= STATED EXERCISE =
Reproduce all the lines below exactly and omit the images.

= TASK DATA =
"""

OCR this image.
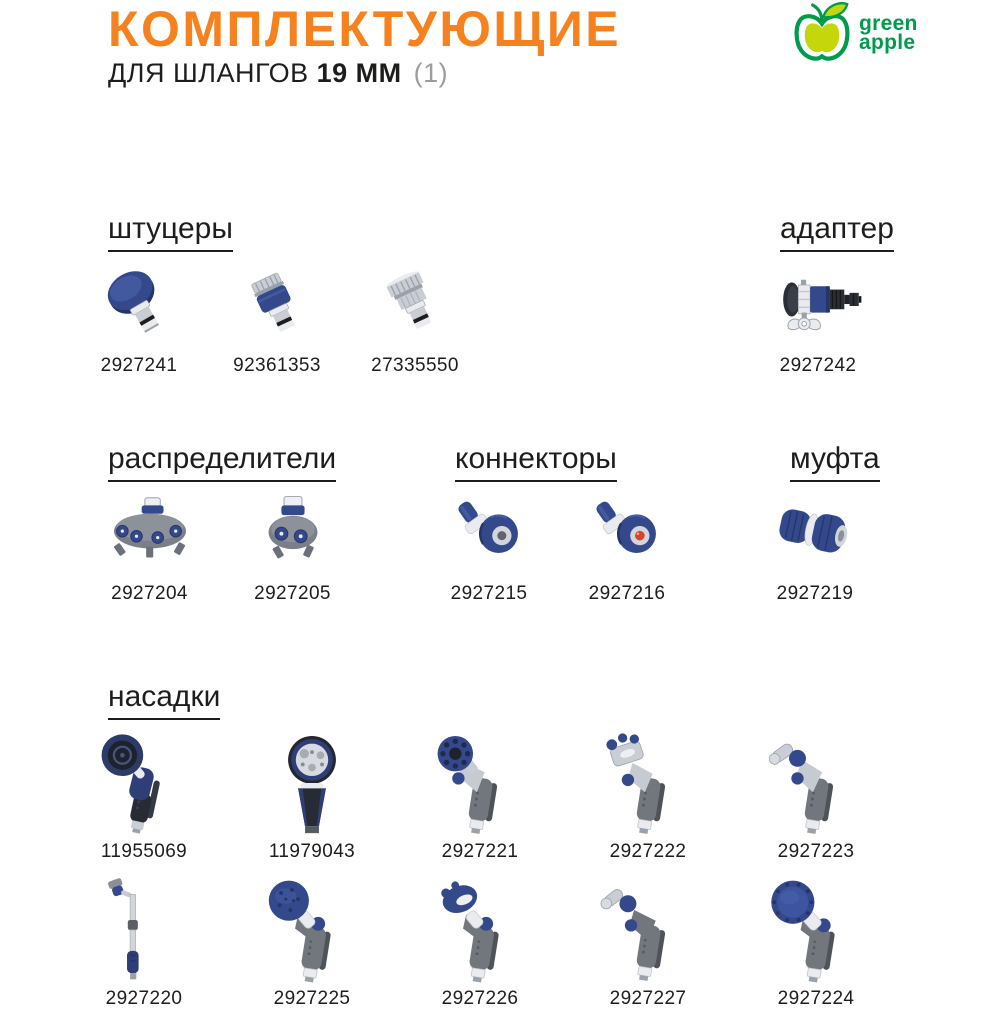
КОМПЛЕКТУЮЩИЕ
ДЛЯ ШЛАНГОВ 19 ММ (1)
green
apple
штуцеры

2927241	92361353	27335550
адаптер

2927242
распределители

2927204	2927205
коннекторы

2927215	2927216
муфта

2927219
насадки

11955069	11979043	2927221	2927222	2927223
2927220	2927225	2927226	2927227	2927224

"""

= WRITTEN SOLUTION =
OCR this image.
КОМПЛЕКТУЮЩИЕ
ДЛЯ ШЛАНГОВ 19 ММ (1)
green
apple
штуцеры

2927241	92361353	27335550
адаптер

2927242
распределители

2927204	2927205
коннекторы

2927215	2927216
муфта

2927219
насадки

11955069	11979043	2927221	2927222	2927223
2927220	2927225	2927226	2927227	2927224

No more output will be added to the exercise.